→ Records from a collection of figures
start

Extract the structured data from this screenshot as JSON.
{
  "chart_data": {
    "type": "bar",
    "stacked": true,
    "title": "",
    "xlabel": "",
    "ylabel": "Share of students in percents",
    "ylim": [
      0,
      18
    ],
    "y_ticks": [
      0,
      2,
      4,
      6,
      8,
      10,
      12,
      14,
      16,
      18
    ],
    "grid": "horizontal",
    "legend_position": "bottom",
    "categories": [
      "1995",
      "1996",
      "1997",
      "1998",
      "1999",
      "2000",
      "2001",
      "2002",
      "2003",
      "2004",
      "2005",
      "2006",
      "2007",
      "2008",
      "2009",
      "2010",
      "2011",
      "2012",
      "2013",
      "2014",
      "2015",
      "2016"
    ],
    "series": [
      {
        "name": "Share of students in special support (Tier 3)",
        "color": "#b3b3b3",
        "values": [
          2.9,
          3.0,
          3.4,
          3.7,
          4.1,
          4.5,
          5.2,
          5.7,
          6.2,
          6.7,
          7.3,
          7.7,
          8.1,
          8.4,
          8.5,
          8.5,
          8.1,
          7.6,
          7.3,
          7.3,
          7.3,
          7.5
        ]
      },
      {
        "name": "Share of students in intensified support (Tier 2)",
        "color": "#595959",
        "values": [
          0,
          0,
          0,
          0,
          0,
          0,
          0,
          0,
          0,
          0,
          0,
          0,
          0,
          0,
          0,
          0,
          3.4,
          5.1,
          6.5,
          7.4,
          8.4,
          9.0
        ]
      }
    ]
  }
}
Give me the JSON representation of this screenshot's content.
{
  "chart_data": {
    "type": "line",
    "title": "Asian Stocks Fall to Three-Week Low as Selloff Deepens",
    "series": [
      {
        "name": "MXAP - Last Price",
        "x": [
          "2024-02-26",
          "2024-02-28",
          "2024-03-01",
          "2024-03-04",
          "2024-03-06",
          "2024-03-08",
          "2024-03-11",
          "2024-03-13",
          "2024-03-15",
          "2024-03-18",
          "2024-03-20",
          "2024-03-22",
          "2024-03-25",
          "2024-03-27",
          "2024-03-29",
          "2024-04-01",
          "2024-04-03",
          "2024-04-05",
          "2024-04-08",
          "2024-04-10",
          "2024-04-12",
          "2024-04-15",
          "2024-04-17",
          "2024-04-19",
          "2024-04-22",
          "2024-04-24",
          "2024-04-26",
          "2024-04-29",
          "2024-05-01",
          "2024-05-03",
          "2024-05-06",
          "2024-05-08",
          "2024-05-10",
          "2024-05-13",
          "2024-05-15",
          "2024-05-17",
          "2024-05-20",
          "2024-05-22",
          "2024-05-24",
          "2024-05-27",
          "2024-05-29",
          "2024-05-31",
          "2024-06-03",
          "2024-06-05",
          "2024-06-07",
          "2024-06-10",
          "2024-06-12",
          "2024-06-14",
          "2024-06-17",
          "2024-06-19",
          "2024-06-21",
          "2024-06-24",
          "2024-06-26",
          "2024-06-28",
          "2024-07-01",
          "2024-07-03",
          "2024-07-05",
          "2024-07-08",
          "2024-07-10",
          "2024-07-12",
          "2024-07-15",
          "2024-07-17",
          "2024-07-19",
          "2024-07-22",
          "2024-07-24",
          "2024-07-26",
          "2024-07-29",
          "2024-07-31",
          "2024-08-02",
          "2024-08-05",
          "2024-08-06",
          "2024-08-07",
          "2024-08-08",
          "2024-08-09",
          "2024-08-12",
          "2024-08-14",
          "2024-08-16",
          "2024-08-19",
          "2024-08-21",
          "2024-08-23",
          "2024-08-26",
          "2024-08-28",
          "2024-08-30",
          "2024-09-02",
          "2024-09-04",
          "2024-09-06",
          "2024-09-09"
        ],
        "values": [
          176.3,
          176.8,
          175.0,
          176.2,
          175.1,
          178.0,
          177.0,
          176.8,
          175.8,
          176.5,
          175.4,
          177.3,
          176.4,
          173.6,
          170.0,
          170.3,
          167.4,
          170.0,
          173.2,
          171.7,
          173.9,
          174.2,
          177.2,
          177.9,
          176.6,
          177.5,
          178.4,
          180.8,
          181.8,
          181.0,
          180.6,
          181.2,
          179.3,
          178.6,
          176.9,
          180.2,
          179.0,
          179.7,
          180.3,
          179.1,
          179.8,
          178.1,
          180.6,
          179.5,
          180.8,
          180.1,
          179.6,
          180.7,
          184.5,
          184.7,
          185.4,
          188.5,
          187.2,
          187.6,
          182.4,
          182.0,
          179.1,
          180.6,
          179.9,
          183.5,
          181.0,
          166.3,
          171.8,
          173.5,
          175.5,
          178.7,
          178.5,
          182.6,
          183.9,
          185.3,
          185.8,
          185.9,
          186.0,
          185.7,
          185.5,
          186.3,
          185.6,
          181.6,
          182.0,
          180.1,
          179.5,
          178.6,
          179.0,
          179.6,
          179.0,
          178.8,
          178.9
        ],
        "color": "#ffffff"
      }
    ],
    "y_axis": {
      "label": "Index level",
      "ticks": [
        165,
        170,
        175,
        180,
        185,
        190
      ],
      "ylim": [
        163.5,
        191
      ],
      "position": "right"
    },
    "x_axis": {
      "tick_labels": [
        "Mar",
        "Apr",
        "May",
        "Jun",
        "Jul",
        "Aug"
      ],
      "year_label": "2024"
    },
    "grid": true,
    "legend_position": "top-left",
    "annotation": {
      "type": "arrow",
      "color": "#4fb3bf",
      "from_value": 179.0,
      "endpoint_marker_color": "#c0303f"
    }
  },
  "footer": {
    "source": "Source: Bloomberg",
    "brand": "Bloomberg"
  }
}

end

→ EXERCISE AIM
From the data above, copy each line where the string "JSON" appears.

→ CORRECT RESULT
Extract the structured data from this screenshot as JSON.
Give me the JSON representation of this screenshot's content.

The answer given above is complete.